→ **DATA TO PROCESS**:
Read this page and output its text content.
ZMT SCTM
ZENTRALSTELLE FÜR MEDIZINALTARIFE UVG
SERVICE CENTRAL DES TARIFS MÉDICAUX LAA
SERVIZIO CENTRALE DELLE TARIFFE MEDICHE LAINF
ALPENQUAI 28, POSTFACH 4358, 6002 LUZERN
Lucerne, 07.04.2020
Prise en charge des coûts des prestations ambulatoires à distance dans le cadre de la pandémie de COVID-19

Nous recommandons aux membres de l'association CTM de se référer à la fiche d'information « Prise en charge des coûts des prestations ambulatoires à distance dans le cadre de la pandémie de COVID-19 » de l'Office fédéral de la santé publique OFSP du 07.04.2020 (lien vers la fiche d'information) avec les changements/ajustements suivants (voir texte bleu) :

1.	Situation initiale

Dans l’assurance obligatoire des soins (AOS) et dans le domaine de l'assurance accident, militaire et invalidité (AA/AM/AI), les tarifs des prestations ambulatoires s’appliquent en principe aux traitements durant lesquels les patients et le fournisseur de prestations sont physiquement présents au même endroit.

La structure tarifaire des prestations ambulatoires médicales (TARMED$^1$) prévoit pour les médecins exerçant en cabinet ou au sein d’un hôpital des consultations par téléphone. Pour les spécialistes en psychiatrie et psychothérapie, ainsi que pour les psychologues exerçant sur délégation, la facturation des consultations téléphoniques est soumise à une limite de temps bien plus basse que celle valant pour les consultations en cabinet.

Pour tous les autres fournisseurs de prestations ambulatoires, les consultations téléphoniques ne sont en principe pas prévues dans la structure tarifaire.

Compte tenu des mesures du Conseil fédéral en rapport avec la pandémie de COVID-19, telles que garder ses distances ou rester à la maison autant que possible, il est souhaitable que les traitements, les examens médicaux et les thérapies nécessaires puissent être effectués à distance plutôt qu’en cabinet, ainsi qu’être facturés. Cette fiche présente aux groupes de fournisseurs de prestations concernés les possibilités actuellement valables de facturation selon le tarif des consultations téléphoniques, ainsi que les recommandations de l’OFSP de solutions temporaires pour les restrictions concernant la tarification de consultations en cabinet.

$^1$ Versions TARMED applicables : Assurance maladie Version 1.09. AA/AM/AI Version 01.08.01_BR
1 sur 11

→ **TASK DIRECTIONS**: In the entries above, find each line with the word "consultations" and return it.

→ **EXERCISE OUTPUT**:
La structure tarifaire des prestations ambulatoires médicales (TARMED$^1$) prévoit pour les médecins exerçant en cabinet ou au sein d’un hôpital des consultations par téléphone. Pour les spécialistes en psychiatrie et psychothérapie, ainsi que pour les psychologues exerçant sur délégation, la facturation des consultations téléphoniques est soumise à une limite de temps bien plus basse que celle valant pour les consultations en cabinet.
Pour tous les autres fournisseurs de prestations ambulatoires, les consultations téléphoniques ne sont en principe pas prévues dans la structure tarifaire.
Compte tenu des mesures du Conseil fédéral en rapport avec la pandémie de COVID-19, telles que garder ses distances ou rester à la maison autant que possible, il est souhaitable que les traitements, les examens médicaux et les thérapies nécessaires puissent être effectués à distance plutôt qu’en cabinet, ainsi qu’être facturés. Cette fiche présente aux groupes de fournisseurs de prestations concernés les possibilités actuellement valables de facturation selon le tarif des consultations téléphoniques, ainsi que les recommandations de l’OFSP de solutions temporaires pour les restrictions concernant la tarification de consultations en cabinet.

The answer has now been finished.